▸ Material for this task:
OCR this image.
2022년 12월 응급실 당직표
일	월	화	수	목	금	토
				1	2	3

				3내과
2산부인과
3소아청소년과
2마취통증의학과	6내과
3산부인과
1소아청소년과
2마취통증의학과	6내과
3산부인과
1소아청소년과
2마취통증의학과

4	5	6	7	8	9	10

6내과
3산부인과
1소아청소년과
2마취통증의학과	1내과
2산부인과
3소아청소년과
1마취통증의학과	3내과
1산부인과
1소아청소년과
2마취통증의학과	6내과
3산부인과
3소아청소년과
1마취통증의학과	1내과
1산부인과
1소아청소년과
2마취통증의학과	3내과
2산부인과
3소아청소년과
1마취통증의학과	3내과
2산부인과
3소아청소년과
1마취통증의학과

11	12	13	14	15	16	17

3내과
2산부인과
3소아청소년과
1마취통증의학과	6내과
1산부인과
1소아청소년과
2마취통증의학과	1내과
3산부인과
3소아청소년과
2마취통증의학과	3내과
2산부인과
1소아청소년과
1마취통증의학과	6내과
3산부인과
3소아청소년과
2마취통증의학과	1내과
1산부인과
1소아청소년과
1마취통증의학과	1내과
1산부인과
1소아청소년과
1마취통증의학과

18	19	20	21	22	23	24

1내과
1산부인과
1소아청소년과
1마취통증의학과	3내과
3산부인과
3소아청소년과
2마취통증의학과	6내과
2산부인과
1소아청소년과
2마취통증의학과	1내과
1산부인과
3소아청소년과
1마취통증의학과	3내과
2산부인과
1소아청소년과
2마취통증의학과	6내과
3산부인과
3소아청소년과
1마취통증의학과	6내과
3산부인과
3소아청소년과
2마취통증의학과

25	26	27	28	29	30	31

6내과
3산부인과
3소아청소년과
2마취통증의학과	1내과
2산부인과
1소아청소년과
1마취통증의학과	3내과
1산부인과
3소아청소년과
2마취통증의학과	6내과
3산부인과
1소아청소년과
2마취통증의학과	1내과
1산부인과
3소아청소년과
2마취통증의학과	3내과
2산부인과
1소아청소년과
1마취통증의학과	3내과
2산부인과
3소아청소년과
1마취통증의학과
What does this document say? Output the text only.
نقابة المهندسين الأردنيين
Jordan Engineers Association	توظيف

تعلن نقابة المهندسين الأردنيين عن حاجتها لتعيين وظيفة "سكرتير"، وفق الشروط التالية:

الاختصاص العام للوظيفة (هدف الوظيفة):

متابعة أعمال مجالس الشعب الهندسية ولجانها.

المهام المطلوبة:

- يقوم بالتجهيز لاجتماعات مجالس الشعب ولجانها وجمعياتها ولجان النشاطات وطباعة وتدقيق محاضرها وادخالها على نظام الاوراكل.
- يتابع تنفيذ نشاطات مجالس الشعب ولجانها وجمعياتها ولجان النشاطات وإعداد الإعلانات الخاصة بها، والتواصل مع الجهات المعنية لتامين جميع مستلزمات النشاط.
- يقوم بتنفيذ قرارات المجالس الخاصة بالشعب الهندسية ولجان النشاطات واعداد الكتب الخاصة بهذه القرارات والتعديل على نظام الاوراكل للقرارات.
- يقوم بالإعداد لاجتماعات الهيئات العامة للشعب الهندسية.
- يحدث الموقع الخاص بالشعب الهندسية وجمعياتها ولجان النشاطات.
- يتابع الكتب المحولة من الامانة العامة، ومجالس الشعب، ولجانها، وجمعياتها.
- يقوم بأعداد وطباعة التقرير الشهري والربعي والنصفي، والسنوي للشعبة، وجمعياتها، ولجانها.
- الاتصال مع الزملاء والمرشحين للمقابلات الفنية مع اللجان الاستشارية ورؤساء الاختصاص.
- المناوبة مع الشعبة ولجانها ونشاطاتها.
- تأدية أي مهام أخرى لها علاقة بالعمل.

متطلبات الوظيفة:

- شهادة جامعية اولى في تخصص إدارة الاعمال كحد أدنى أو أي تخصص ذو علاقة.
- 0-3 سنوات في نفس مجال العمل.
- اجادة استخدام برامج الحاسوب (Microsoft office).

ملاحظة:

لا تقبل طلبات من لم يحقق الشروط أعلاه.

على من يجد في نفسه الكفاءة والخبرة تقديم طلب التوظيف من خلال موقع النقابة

▸ What you are asked to do: Write the data out again in full and exactly.

▸ Expected output:
OCR this image.
2022년 12월 응급실 당직표
일	월	화	수	목	금	토
				1	2	3

				3내과
2산부인과
3소아청소년과
2마취통증의학과	6내과
3산부인과
1소아청소년과
2마취통증의학과	6내과
3산부인과
1소아청소년과
2마취통증의학과

4	5	6	7	8	9	10

6내과
3산부인과
1소아청소년과
2마취통증의학과	1내과
2산부인과
3소아청소년과
1마취통증의학과	3내과
1산부인과
1소아청소년과
2마취통증의학과	6내과
3산부인과
3소아청소년과
1마취통증의학과	1내과
1산부인과
1소아청소년과
2마취통증의학과	3내과
2산부인과
3소아청소년과
1마취통증의학과	3내과
2산부인과
3소아청소년과
1마취통증의학과

11	12	13	14	15	16	17

3내과
2산부인과
3소아청소년과
1마취통증의학과	6내과
1산부인과
1소아청소년과
2마취통증의학과	1내과
3산부인과
3소아청소년과
2마취통증의학과	3내과
2산부인과
1소아청소년과
1마취통증의학과	6내과
3산부인과
3소아청소년과
2마취통증의학과	1내과
1산부인과
1소아청소년과
1마취통증의학과	1내과
1산부인과
1소아청소년과
1마취통증의학과

18	19	20	21	22	23	24

1내과
1산부인과
1소아청소년과
1마취통증의학과	3내과
3산부인과
3소아청소년과
2마취통증의학과	6내과
2산부인과
1소아청소년과
2마취통증의학과	1내과
1산부인과
3소아청소년과
1마취통증의학과	3내과
2산부인과
1소아청소년과
2마취통증의학과	6내과
3산부인과
3소아청소년과
1마취통증의학과	6내과
3산부인과
3소아청소년과
2마취통증의학과

25	26	27	28	29	30	31

6내과
3산부인과
3소아청소년과
2마취통증의학과	1내과
2산부인과
1소아청소년과
1마취통증의학과	3내과
1산부인과
3소아청소년과
2마취통증의학과	6내과
3산부인과
1소아청소년과
2마취통증의학과	1내과
1산부인과
3소아청소년과
2마취통증의학과	3내과
2산부인과
1소아청소년과
1마취통증의학과	3내과
2산부인과
3소아청소년과
1마취통증의학과
What does this document say? Output the text only.
نقابة المهندسين الأردنيين
Jordan Engineers Association	توظيف

تعلن نقابة المهندسين الأردنيين عن حاجتها لتعيين وظيفة "سكرتير"، وفق الشروط التالية:

الاختصاص العام للوظيفة (هدف الوظيفة):

متابعة أعمال مجالس الشعب الهندسية ولجانها.

المهام المطلوبة:

- يقوم بالتجهيز لاجتماعات مجالس الشعب ولجانها وجمعياتها ولجان النشاطات وطباعة وتدقيق محاضرها وادخالها على نظام الاوراكل.
- يتابع تنفيذ نشاطات مجالس الشعب ولجانها وجمعياتها ولجان النشاطات وإعداد الإعلانات الخاصة بها، والتواصل مع الجهات المعنية لتامين جميع مستلزمات النشاط.
- يقوم بتنفيذ قرارات المجالس الخاصة بالشعب الهندسية ولجان النشاطات واعداد الكتب الخاصة بهذه القرارات والتعديل على نظام الاوراكل للقرارات.
- يقوم بالإعداد لاجتماعات الهيئات العامة للشعب الهندسية.
- يحدث الموقع الخاص بالشعب الهندسية وجمعياتها ولجان النشاطات.
- يتابع الكتب المحولة من الامانة العامة، ومجالس الشعب، ولجانها، وجمعياتها.
- يقوم بأعداد وطباعة التقرير الشهري والربعي والنصفي، والسنوي للشعبة، وجمعياتها، ولجانها.
- الاتصال مع الزملاء والمرشحين للمقابلات الفنية مع اللجان الاستشارية ورؤساء الاختصاص.
- المناوبة مع الشعبة ولجانها ونشاطاتها.
- تأدية أي مهام أخرى لها علاقة بالعمل.

متطلبات الوظيفة:

- شهادة جامعية اولى في تخصص إدارة الاعمال كحد أدنى أو أي تخصص ذو علاقة.
- 0-3 سنوات في نفس مجال العمل.
- اجادة استخدام برامج الحاسوب (Microsoft office).

ملاحظة:

لا تقبل طلبات من لم يحقق الشروط أعلاه.

على من يجد في نفسه الكفاءة والخبرة تقديم طلب التوظيف من خلال موقع النقابة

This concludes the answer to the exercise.